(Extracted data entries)
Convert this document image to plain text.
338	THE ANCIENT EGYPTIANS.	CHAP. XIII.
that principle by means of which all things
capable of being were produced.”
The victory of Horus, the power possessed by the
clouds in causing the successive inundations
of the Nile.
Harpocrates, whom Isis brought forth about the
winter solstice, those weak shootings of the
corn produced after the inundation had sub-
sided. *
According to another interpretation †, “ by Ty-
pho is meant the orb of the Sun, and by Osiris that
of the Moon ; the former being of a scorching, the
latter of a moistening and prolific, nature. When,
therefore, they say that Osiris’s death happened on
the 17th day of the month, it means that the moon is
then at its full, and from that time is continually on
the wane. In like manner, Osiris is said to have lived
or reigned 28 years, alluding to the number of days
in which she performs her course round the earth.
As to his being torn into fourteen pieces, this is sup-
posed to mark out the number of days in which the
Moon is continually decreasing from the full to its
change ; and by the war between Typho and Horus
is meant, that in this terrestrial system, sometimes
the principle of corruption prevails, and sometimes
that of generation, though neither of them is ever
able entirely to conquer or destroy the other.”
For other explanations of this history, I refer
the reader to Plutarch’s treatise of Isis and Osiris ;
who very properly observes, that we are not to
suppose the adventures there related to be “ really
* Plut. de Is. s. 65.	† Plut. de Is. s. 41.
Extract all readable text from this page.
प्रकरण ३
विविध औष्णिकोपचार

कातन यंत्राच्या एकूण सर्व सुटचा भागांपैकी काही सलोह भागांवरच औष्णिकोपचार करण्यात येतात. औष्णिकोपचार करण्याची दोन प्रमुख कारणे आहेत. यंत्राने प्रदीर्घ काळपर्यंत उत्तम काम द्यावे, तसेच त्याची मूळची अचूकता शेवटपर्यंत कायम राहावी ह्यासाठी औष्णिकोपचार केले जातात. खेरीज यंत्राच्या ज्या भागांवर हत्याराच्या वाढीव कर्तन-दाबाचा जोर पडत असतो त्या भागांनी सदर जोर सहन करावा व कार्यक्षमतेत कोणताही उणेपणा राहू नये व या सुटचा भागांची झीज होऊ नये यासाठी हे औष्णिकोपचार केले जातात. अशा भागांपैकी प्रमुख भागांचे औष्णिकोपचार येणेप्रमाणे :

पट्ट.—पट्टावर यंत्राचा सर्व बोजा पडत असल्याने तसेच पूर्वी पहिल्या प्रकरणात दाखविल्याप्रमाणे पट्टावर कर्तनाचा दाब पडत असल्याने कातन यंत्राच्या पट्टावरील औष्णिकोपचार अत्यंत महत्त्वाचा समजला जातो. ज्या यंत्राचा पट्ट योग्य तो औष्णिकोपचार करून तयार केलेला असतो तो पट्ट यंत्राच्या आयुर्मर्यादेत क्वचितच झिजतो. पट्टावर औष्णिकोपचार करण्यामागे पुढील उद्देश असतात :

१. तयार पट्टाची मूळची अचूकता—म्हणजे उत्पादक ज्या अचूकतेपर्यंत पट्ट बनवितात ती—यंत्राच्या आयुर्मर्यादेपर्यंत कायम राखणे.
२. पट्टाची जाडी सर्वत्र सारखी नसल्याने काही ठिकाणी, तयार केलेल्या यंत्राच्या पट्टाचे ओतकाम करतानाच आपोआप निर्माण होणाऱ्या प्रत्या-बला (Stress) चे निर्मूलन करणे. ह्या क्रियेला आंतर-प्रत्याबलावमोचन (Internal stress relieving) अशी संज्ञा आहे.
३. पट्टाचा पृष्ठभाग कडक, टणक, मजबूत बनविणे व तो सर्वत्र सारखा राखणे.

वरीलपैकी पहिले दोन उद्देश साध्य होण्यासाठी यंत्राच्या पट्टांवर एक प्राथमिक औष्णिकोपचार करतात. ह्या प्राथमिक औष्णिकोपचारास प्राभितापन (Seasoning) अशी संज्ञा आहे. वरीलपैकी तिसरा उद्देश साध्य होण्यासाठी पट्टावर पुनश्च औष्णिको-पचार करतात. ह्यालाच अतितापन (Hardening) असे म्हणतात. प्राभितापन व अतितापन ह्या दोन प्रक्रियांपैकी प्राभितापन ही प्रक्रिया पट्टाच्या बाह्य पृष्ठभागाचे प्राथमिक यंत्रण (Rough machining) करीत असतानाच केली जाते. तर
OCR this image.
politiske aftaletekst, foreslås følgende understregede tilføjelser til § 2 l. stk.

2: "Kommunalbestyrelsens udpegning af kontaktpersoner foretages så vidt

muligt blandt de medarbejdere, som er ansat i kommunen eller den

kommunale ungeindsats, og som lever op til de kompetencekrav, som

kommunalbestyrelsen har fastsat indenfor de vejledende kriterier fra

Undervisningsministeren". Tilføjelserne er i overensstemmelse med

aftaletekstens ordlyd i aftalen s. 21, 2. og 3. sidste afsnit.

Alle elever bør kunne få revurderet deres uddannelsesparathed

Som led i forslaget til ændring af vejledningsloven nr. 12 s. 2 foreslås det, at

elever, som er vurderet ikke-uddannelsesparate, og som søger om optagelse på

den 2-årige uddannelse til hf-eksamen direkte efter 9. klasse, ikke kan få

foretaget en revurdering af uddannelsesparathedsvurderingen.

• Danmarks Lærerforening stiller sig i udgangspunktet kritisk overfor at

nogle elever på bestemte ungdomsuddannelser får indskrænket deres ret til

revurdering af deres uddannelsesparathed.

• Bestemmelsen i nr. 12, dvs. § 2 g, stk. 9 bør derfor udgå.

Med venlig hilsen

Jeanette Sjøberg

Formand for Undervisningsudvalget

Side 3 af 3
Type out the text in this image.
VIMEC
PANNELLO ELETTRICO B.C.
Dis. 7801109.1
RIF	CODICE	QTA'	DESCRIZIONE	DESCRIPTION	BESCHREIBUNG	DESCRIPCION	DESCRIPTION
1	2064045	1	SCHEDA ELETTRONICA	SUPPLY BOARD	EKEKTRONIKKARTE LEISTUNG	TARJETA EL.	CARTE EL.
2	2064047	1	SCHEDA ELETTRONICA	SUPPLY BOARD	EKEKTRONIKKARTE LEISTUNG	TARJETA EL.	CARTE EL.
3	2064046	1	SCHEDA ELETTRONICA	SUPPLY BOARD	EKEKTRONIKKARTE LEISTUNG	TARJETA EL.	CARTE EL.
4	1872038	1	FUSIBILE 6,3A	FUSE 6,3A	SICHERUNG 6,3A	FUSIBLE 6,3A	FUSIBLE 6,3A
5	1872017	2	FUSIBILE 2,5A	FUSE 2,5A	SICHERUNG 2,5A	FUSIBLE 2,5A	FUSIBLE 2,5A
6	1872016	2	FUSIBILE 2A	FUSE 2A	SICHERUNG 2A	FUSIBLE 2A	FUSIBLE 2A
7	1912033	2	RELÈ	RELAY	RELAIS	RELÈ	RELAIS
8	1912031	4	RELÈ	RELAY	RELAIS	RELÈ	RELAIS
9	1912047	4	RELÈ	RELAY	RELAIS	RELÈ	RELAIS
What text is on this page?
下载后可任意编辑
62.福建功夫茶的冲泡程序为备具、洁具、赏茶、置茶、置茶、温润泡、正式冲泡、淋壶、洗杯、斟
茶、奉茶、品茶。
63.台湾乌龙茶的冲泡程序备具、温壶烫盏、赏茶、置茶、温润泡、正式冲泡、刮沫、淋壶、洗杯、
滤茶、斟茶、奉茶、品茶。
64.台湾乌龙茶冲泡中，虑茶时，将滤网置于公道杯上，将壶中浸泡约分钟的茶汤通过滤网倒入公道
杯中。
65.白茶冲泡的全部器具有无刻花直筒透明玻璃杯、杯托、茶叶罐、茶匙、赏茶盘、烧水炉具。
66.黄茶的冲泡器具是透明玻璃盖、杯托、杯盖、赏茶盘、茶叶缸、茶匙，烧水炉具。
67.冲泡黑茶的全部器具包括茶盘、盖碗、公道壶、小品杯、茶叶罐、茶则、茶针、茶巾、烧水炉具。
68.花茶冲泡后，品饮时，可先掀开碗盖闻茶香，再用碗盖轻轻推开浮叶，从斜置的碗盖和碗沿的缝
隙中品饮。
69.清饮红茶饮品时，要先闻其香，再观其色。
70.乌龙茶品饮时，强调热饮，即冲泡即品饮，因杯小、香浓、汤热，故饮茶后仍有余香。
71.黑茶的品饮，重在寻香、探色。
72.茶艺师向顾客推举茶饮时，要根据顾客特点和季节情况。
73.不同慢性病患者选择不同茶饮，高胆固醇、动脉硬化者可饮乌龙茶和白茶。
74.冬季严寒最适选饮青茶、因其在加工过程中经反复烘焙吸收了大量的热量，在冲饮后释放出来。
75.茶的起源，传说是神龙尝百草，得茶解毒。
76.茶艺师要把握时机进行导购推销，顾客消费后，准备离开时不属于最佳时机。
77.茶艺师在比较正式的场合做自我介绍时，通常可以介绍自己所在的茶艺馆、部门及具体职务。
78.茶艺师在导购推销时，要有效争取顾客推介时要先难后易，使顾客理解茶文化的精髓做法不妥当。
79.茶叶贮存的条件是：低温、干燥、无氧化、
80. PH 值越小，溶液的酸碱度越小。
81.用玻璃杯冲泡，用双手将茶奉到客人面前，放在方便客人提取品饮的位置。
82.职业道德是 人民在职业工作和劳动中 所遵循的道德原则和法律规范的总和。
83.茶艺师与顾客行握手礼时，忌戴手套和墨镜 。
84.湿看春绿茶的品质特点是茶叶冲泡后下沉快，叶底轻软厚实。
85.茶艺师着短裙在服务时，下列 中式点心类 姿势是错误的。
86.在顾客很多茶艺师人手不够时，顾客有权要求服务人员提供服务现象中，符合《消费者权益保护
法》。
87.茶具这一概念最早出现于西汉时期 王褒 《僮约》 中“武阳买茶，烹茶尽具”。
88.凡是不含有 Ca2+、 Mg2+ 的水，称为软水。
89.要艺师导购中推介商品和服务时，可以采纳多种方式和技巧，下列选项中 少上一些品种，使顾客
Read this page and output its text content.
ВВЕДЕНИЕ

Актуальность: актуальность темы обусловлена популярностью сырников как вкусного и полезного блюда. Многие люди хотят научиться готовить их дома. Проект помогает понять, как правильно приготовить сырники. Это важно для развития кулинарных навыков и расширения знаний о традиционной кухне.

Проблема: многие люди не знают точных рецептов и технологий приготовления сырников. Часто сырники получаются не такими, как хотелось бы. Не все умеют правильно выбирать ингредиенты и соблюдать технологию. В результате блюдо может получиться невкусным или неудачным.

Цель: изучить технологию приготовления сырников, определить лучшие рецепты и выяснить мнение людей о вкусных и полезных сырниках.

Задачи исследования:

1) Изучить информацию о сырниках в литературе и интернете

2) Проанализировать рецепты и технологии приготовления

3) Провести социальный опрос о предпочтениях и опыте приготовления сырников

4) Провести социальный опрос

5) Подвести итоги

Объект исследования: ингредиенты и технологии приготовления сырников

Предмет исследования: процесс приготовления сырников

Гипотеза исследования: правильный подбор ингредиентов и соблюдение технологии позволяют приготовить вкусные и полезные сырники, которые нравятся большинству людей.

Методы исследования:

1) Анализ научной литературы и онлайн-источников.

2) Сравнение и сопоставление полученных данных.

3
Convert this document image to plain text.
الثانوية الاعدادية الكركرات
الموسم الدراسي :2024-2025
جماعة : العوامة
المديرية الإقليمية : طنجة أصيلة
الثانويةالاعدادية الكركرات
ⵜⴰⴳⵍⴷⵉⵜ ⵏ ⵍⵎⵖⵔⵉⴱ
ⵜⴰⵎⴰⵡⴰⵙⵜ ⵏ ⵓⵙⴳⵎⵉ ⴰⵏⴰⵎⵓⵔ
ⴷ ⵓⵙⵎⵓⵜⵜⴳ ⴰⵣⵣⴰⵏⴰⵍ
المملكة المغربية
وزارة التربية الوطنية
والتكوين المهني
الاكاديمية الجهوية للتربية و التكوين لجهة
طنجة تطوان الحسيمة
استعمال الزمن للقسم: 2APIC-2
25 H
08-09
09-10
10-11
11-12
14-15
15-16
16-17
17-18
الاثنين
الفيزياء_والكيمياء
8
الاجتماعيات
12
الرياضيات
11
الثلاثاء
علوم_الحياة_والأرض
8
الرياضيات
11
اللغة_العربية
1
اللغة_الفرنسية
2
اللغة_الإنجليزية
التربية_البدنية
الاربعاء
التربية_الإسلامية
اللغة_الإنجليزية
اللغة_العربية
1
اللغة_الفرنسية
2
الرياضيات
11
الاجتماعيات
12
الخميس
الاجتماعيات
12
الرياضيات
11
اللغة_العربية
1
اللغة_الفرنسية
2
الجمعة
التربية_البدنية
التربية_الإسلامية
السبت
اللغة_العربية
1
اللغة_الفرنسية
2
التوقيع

> **PROBLEM REQUIREMENTS**
Report every line containing the word "SICHERUNG" from the listing above.

> **SOLVED PROBLEM**
4	1872038	1	FUSIBILE 6,3A	FUSE 6,3A	SICHERUNG 6,3A	FUSIBLE 6,3A	FUSIBLE 6,3A
5	1872017	2	FUSIBILE 2,5A	FUSE 2,5A	SICHERUNG 2,5A	FUSIBLE 2,5A	FUSIBLE 2,5A
6	1872016	2	FUSIBILE 2A	FUSE 2A	SICHERUNG 2A	FUSIBLE 2A	FUSIBLE 2A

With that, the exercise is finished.